Stored data:
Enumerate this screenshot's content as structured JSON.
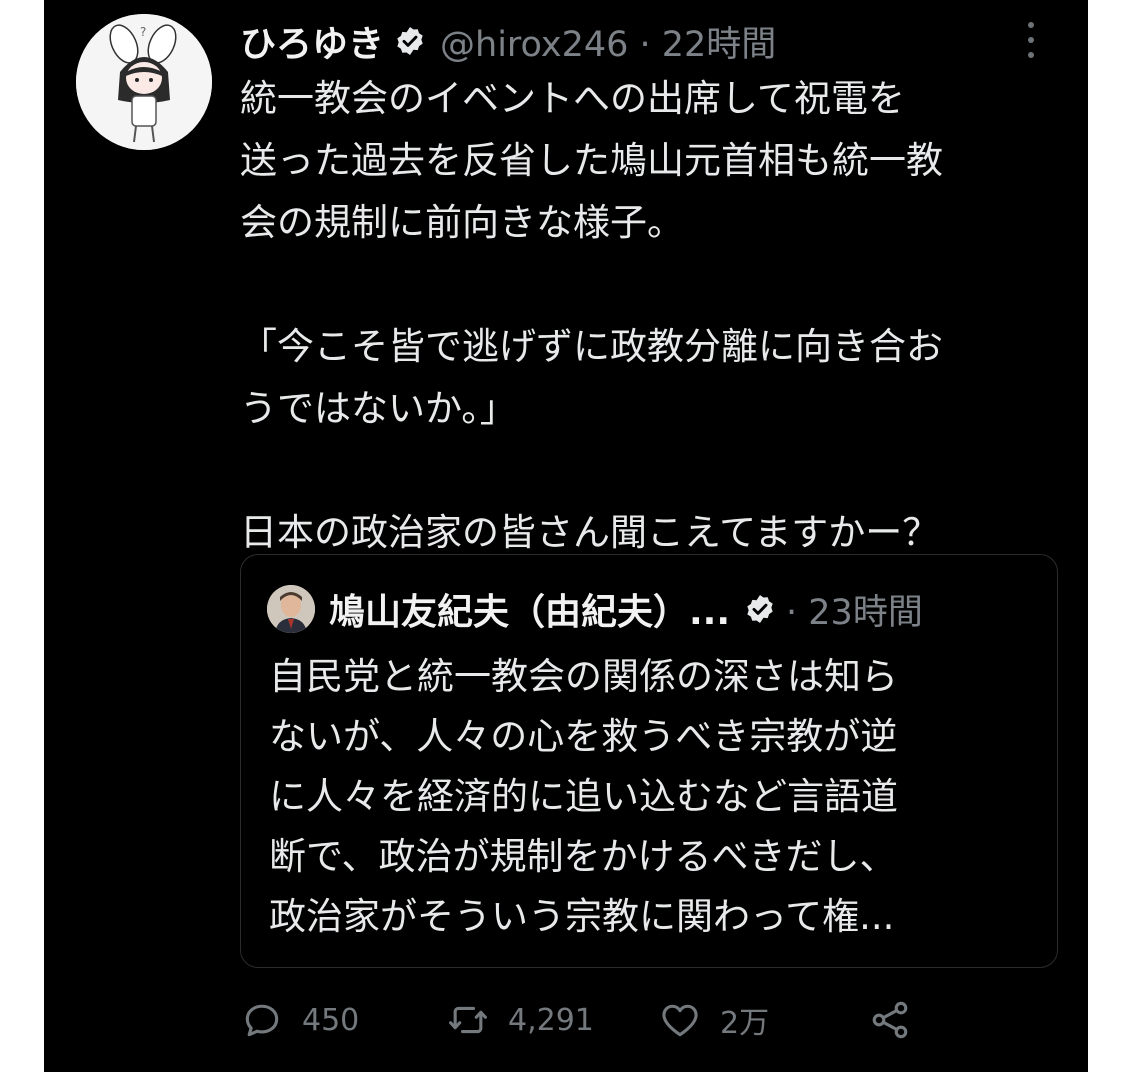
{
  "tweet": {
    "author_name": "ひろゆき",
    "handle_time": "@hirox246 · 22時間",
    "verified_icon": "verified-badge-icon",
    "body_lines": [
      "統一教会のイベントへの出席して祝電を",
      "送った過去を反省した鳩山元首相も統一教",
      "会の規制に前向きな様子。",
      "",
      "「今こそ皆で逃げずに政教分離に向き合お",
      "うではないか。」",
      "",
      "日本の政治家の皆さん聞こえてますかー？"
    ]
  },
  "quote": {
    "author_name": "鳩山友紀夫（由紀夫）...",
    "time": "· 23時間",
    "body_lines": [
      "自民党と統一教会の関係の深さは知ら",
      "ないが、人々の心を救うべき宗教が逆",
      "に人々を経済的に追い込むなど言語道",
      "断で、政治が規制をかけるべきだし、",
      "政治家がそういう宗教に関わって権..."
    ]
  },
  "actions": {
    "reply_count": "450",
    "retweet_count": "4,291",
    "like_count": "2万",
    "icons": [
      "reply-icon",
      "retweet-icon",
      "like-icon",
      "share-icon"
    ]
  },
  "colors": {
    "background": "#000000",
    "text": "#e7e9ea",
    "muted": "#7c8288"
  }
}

BRIEF: Give the entries again word for word, but skip the pictures.

THE COMPLETED TASK:
Enumerate this screenshot's content as structured JSON.
{
  "tweet": {
    "author_name": "ひろゆき",
    "handle_time": "@hirox246 · 22時間",
    "verified_icon": "verified-badge-icon",
    "body_lines": [
      "統一教会のイベントへの出席して祝電を",
      "送った過去を反省した鳩山元首相も統一教",
      "会の規制に前向きな様子。",
      "",
      "「今こそ皆で逃げずに政教分離に向き合お",
      "うではないか。」",
      "",
      "日本の政治家の皆さん聞こえてますかー？"
    ]
  },
  "quote": {
    "author_name": "鳩山友紀夫（由紀夫）...",
    "time": "· 23時間",
    "body_lines": [
      "自民党と統一教会の関係の深さは知ら",
      "ないが、人々の心を救うべき宗教が逆",
      "に人々を経済的に追い込むなど言語道",
      "断で、政治が規制をかけるべきだし、",
      "政治家がそういう宗教に関わって権..."
    ]
  },
  "actions": {
    "reply_count": "450",
    "retweet_count": "4,291",
    "like_count": "2万",
    "icons": [
      "reply-icon",
      "retweet-icon",
      "like-icon",
      "share-icon"
    ]
  },
  "colors": {
    "background": "#000000",
    "text": "#e7e9ea",
    "muted": "#7c8288"
  }
}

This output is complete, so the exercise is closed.